Article =>
The matters said to give rise to a miscarriage of justice

  1. The various matters which are said, in combination, to give rise to the conclusion that there was a miscarriage of justice are grouped in the appellant's written submissions under the following headings:

    •No knowledge of the rules of evidence

    •The honest claim of right

    •Inability to completely conduct a defence

    It is convenient to deal with the matters raised in the same groupings, and in the same order.

No knowledge of the rules of evidence

  1. The first matter relied upon under this heading concerns Mr Duckworth's attempt to tender a document during the cross‑examination of Mr Patrick Gan, an ASIC investigator.  The document has not been identified or produced to this court, but it seems, from its description in the transcript, to have been an account from Clairs Keeley, a law firm.[34]  When objection was taken to the document, the trial judge explained to Mr Duckworth that the document could not be produced in evidence through Mr Gan, who knew nothing of the document.  However, Mr Duckworth was told that a witness would be called from the law firm and the document could be put to that witness.[35]  That witness, Mr Ian Clairs, subsequently gave evidence, though the document was not put to him by Mr Duckworth.  Given that the document has not been produced, it is not possible to form any view as to the forensic significance of its omission, or as to the possible reasons why Mr Duckworth may not have acted upon the advice he was given by the trial judge.

Task 1 => Please list the headings under which the judgment excerpt says the appellant's written submissions group the matters said to give rise to a miscarriage of justice.
Task 2 =>
Answer these questions from the judgment excerpt:
(a) What was Mr Patrick Gan's role?
(b) Which witness from the law firm later gave evidence?
(c) In what groupings and order does the court say it will deal with the matters raised?
Task 3 => Reproduce the passage of the judgment excerpt starting at "1. The various" and ending at "the same order.".
The records that come next are separate material and are unrelated to the judgment excerpt.

Recorded data =>
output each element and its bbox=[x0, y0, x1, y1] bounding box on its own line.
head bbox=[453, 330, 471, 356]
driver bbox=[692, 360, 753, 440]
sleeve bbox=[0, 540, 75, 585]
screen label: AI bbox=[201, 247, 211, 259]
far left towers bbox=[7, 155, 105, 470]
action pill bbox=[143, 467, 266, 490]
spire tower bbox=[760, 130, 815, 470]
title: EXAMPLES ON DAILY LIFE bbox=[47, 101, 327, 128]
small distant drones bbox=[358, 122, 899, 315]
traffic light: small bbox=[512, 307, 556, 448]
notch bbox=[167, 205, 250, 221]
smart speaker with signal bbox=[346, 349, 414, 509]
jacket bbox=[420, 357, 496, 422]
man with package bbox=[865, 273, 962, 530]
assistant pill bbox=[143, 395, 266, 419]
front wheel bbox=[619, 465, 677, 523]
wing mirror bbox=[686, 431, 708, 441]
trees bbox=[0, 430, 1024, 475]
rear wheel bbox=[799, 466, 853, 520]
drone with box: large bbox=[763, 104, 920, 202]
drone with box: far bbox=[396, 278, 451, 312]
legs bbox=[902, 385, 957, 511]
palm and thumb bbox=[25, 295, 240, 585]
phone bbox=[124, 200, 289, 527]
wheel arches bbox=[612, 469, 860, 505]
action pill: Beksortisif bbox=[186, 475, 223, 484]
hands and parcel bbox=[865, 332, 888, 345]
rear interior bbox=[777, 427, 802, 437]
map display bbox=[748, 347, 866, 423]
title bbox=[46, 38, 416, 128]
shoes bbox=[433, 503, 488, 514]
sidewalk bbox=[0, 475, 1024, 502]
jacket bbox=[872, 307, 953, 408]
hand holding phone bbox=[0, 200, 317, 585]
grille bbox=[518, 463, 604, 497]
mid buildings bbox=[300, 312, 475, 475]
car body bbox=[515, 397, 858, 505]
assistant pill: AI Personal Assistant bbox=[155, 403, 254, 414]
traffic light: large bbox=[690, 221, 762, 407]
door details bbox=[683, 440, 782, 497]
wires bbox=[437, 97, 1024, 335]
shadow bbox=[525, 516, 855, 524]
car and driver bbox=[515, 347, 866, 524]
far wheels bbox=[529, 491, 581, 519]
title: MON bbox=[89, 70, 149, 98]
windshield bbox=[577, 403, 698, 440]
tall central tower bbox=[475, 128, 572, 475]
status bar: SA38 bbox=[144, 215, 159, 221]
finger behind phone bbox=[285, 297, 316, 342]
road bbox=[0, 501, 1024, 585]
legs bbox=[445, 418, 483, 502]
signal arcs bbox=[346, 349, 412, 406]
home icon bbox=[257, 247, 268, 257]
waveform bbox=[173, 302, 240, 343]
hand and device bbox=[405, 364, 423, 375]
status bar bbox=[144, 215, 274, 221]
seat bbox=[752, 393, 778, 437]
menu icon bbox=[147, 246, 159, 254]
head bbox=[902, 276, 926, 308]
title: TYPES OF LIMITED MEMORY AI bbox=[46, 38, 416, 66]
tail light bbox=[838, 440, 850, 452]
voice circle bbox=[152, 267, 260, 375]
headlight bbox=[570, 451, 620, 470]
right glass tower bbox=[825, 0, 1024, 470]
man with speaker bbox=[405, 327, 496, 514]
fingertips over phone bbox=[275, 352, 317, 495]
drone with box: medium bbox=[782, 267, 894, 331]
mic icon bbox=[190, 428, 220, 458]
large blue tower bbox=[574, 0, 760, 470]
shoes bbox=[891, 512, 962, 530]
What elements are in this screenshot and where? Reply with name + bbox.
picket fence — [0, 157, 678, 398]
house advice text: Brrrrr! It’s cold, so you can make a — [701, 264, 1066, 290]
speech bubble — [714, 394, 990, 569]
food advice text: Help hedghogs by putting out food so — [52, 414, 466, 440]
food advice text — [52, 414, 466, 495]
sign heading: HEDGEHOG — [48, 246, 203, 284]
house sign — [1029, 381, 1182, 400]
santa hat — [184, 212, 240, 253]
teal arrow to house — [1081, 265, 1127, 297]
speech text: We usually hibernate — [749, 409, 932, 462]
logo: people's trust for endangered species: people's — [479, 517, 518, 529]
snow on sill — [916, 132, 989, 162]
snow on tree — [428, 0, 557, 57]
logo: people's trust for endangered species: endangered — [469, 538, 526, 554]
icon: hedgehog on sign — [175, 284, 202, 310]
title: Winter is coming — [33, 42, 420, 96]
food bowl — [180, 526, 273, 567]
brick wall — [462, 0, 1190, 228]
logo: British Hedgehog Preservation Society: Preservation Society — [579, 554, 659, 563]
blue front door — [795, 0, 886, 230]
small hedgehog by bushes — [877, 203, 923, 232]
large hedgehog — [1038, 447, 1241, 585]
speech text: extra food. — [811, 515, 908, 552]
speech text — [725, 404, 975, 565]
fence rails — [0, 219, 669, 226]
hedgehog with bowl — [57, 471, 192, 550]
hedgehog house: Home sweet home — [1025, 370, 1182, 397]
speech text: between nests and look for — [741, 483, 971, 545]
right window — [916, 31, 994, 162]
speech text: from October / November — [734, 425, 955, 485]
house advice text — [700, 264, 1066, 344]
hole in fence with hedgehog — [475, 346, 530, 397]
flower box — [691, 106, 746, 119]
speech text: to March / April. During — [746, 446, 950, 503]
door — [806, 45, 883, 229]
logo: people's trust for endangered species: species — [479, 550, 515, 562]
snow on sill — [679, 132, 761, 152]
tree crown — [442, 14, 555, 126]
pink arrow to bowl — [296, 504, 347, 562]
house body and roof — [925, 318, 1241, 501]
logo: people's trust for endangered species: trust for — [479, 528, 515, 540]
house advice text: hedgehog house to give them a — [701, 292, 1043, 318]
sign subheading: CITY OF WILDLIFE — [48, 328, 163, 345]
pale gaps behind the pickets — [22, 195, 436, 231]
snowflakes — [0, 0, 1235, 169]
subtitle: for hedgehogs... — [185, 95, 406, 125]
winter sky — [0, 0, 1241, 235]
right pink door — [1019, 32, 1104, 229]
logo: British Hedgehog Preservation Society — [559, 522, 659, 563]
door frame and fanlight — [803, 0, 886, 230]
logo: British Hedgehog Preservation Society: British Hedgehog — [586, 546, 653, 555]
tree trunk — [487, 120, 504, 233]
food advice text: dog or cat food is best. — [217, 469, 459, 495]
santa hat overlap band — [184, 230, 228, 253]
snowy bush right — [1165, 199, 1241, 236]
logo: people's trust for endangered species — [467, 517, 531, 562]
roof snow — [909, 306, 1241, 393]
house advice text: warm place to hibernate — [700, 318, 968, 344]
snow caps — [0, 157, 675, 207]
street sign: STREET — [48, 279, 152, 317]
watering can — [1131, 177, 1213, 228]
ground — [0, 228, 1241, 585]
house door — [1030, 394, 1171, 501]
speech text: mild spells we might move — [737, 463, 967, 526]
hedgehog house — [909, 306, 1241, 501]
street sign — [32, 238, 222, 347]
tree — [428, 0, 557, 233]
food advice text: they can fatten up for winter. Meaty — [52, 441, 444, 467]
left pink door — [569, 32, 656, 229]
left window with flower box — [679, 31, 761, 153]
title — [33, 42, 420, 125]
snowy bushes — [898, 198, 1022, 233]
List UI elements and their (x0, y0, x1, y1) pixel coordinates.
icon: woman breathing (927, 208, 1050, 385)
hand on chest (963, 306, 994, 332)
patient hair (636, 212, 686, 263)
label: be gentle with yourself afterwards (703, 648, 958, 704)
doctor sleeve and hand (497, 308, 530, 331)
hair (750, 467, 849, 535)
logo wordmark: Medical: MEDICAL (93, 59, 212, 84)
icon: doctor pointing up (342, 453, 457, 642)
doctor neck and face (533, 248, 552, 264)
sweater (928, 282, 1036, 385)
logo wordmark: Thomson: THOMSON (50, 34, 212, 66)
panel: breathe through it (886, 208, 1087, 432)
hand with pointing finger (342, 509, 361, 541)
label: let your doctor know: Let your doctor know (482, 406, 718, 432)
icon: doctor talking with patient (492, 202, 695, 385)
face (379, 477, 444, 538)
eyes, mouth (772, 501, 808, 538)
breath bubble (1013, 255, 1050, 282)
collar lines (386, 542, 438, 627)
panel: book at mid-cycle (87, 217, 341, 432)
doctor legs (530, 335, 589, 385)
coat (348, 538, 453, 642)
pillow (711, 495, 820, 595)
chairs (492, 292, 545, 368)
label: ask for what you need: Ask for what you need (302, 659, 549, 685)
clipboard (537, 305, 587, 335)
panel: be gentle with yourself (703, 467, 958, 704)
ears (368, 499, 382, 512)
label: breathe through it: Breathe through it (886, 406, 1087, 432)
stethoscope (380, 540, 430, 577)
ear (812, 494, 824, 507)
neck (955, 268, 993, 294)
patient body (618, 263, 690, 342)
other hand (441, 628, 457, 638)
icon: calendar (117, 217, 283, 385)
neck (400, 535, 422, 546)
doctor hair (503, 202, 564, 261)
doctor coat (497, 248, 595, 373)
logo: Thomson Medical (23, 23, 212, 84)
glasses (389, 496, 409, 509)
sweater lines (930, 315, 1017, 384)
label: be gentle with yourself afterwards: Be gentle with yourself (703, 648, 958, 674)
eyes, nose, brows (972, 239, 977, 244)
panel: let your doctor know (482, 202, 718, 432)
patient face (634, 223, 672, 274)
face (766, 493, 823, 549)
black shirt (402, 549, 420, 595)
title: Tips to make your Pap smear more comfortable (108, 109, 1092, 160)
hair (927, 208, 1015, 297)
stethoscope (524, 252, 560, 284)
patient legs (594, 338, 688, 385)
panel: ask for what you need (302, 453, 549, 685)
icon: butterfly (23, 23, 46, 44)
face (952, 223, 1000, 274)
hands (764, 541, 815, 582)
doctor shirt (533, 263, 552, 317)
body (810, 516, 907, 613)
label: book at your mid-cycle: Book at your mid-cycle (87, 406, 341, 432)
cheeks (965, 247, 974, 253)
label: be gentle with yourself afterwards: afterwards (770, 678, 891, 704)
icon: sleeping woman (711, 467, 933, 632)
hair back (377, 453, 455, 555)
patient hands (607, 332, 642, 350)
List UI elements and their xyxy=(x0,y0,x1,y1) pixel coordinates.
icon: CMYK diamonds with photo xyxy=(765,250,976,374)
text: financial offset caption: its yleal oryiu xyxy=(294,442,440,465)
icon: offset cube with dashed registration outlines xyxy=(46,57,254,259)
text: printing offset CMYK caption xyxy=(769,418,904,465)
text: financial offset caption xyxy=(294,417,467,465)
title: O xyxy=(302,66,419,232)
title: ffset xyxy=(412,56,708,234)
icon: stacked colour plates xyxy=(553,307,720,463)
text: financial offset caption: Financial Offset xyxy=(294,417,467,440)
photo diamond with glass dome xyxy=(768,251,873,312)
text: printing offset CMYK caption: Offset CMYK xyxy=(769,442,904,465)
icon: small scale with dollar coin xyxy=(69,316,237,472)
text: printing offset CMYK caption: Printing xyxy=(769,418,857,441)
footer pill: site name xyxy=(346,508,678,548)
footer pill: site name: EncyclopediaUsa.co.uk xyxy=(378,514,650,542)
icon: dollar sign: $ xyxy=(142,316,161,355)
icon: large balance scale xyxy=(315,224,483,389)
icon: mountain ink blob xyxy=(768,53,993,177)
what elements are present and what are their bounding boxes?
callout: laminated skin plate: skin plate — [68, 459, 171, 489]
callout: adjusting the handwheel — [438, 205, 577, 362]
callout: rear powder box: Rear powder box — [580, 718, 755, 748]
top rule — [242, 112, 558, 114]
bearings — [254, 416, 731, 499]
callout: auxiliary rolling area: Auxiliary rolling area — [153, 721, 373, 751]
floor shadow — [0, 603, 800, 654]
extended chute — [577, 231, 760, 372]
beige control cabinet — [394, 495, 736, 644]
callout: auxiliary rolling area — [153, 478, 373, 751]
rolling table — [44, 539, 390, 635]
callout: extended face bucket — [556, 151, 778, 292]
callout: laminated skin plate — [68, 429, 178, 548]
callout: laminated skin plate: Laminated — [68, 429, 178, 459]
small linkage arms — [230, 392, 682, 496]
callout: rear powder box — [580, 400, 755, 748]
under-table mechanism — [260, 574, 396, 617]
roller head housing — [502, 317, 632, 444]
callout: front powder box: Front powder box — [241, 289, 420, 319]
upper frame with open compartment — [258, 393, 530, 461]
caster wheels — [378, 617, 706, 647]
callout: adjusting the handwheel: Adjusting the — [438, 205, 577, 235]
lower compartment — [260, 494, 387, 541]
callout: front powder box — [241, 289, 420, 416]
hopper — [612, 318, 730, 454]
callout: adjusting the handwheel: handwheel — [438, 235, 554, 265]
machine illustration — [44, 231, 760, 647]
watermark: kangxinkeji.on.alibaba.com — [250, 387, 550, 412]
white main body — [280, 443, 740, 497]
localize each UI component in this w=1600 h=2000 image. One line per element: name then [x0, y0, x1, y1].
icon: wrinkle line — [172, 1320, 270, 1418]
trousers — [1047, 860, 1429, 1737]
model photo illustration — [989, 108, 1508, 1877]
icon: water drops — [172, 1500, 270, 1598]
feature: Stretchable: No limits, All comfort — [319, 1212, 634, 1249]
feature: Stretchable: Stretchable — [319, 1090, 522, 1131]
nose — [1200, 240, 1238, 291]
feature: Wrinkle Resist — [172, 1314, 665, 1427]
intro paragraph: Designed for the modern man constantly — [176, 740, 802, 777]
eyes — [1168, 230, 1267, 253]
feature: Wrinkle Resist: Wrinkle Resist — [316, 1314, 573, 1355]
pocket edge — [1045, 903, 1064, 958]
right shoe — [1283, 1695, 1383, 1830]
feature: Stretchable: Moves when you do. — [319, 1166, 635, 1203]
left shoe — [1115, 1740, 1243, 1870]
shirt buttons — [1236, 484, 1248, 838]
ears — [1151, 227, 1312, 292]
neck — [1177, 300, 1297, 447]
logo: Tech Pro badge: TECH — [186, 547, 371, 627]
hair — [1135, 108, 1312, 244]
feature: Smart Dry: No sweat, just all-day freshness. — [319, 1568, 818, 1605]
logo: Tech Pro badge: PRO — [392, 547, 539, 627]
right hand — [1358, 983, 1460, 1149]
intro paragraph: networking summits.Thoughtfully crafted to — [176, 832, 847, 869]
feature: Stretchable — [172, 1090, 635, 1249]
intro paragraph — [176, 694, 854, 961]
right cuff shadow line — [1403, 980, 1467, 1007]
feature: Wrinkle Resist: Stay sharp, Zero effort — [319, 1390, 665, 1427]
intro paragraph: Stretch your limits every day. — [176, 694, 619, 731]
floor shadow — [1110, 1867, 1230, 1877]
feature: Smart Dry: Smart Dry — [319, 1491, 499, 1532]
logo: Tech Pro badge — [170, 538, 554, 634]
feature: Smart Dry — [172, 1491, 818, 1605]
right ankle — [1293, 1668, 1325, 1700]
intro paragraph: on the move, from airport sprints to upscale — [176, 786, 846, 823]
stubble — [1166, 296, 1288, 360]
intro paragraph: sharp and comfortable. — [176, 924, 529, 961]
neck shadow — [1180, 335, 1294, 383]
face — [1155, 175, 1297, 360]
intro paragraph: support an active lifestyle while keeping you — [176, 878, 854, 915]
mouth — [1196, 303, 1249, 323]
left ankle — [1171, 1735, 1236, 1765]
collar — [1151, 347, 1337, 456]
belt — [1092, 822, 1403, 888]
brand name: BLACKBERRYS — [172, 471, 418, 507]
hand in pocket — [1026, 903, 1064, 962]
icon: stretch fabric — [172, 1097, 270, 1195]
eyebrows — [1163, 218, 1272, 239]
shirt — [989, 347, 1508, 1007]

Correct response 1 =>
- No knowledge of the rules of evidence
- The honest claim of right
- Inability to completely conduct a defence

Correct response 2 =>
(a) He was an ASIC investigator.
(b) Mr Ian Clairs.
(c) In the same groupings and the same order as in the appellant's written submissions.

Correct response 3 =>
1. The various matters which are said, in combination, to give rise to the conclusion that there was a miscarriage of justice are grouped in the appellant's written submissions under the following headings:

    •No knowledge of the rules of evidence

    •The honest claim of right

    •Inability to completely conduct a defence

    It is convenient to deal with the matters raised in the same groupings, and in the same order.